## start Records for this exercise
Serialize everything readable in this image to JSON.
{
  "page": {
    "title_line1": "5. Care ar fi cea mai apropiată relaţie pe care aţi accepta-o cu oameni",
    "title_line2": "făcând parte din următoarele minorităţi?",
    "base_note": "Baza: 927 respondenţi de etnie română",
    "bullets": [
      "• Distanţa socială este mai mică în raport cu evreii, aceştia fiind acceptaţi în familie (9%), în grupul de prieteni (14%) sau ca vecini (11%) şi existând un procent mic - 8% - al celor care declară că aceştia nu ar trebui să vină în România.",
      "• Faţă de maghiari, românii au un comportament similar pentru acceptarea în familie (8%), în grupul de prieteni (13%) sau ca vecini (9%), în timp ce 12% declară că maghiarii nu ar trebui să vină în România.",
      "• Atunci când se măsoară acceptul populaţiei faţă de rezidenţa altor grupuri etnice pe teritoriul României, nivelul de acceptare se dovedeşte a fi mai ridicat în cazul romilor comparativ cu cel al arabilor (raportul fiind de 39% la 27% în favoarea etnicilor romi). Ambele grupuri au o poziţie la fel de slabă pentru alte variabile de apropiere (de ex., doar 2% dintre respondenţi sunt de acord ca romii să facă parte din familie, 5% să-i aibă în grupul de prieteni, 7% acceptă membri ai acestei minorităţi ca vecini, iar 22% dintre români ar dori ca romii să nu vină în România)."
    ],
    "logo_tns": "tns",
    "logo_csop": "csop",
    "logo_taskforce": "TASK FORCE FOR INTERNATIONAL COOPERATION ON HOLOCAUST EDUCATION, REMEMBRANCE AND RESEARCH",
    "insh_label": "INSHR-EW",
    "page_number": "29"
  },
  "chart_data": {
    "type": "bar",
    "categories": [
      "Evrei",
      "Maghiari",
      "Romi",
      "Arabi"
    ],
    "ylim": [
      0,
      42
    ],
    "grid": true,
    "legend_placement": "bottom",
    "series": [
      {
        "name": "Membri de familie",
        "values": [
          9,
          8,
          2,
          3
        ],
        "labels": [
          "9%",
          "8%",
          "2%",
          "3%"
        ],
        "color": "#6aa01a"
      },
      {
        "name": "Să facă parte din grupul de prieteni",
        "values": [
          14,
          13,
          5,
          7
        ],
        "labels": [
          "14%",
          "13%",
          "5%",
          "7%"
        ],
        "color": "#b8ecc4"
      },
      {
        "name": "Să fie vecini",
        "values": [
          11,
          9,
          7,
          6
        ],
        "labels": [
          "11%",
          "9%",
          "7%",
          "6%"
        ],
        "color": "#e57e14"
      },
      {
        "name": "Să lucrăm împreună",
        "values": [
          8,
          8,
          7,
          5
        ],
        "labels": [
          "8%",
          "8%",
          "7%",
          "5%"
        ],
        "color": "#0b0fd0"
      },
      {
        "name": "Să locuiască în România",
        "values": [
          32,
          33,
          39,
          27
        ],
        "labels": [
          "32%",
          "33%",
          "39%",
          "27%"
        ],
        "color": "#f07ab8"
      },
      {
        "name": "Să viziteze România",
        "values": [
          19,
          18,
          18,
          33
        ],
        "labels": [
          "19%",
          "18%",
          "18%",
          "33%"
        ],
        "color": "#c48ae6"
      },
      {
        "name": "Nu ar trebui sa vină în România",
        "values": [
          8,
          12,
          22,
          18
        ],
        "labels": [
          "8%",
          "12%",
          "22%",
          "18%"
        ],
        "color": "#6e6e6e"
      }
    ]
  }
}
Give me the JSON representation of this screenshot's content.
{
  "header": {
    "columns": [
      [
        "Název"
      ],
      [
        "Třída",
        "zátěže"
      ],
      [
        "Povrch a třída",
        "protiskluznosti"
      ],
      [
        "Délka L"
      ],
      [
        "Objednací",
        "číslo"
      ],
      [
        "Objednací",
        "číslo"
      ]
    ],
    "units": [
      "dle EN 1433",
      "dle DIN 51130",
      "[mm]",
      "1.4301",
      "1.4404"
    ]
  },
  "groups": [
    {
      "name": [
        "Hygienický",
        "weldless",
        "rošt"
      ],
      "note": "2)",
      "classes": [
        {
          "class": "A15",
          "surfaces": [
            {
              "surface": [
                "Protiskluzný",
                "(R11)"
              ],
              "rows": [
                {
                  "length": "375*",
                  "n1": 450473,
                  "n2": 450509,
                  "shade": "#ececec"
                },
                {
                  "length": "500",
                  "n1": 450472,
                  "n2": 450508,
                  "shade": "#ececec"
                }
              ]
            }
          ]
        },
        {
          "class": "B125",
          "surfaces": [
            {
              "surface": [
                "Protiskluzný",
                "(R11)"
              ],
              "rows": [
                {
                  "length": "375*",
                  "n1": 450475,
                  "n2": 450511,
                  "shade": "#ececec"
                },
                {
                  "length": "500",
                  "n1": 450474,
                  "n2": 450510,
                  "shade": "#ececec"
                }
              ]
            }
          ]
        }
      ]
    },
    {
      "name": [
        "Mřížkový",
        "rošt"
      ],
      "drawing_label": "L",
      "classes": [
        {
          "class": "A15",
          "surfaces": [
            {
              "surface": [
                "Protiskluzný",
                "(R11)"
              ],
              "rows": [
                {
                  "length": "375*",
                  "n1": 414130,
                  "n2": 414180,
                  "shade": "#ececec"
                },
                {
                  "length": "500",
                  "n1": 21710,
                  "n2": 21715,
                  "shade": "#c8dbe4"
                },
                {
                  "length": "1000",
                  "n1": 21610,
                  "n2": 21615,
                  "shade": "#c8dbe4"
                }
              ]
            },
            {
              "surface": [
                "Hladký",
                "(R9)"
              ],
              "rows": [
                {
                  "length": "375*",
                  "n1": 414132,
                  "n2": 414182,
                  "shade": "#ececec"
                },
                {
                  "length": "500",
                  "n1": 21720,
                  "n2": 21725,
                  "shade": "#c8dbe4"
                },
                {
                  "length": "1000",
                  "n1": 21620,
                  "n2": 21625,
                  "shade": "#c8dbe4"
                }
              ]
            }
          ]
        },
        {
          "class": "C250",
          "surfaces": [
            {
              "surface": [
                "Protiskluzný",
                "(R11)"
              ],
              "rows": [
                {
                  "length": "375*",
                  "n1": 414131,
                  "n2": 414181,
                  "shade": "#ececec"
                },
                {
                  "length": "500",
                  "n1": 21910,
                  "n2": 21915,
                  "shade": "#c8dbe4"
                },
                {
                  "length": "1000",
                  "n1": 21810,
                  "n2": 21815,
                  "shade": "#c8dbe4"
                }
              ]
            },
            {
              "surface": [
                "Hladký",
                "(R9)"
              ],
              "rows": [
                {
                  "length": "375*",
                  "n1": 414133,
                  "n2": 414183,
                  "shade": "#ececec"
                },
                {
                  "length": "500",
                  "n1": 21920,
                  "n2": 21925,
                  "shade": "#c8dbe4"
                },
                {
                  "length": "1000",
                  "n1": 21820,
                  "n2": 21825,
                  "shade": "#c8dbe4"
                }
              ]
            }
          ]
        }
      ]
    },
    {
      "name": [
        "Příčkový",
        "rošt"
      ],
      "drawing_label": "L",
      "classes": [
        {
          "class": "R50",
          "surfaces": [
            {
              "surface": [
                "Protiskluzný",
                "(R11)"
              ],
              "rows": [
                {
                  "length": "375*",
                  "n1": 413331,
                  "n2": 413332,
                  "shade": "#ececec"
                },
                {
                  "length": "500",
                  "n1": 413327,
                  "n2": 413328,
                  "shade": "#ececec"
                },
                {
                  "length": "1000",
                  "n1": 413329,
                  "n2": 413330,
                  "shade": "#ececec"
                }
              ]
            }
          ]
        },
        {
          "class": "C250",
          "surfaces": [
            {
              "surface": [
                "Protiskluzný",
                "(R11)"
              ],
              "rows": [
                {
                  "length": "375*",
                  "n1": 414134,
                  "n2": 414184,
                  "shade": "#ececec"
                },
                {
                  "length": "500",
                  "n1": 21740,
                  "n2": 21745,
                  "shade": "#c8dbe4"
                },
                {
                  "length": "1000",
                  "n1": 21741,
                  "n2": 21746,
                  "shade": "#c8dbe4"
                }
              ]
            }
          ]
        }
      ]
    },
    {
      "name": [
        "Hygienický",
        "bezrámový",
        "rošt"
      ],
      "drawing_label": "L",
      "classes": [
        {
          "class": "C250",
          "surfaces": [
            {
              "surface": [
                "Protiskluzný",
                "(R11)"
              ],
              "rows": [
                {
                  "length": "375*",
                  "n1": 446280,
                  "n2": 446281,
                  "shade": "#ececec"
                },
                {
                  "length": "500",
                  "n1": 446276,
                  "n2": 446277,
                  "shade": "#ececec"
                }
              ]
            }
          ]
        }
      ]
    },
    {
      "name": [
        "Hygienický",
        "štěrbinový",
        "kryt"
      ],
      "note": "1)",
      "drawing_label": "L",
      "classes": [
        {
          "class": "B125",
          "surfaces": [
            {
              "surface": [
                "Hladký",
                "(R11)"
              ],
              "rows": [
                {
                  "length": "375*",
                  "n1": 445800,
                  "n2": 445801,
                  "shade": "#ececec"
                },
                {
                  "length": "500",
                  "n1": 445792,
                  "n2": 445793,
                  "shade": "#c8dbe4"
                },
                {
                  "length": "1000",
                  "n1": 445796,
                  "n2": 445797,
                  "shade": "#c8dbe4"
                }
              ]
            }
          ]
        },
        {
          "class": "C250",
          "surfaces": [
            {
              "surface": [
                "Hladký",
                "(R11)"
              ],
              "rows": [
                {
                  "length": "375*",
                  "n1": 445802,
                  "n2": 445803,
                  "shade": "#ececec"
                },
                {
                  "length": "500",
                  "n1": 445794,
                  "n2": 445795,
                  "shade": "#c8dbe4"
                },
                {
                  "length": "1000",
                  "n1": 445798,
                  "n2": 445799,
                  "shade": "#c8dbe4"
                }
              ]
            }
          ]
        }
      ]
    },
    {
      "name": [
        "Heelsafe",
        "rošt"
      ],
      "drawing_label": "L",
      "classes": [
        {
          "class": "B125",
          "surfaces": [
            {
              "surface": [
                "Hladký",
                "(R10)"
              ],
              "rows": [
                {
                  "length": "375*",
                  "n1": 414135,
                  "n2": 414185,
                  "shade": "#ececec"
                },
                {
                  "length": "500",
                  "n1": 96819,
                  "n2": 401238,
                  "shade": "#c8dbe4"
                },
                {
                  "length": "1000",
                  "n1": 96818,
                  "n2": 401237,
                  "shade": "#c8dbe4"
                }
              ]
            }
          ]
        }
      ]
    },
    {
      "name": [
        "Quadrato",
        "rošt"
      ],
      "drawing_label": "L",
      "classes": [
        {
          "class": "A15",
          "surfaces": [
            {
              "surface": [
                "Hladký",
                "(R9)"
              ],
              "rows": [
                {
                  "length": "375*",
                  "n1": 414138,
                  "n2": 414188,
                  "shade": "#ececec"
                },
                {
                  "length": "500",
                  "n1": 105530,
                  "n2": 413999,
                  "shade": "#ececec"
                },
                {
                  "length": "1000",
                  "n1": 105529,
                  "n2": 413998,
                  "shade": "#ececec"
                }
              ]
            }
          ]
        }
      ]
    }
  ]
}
## end Records for this exercise
Required task: Search the entries for the word "trebui" and pick out every line that holds it.

Correct response:
      "• Distanţa socială este mai mică în raport cu evreii, aceştia fiind acceptaţi în familie (9%), în grupul de prieteni (14%) sau ca vecini (11%) şi existând un procent mic - 8% - al celor care declară că aceştia nu ar trebui să vină în România.",
      "• Faţă de maghiari, românii au un comportament similar pentru acceptarea în familie (8%), în grupul de prieteni (13%) sau ca vecini (9%), în timp ce 12% declară că maghiarii nu ar trebui să vină în România.",
        "name": "Nu ar trebui sa vină în România",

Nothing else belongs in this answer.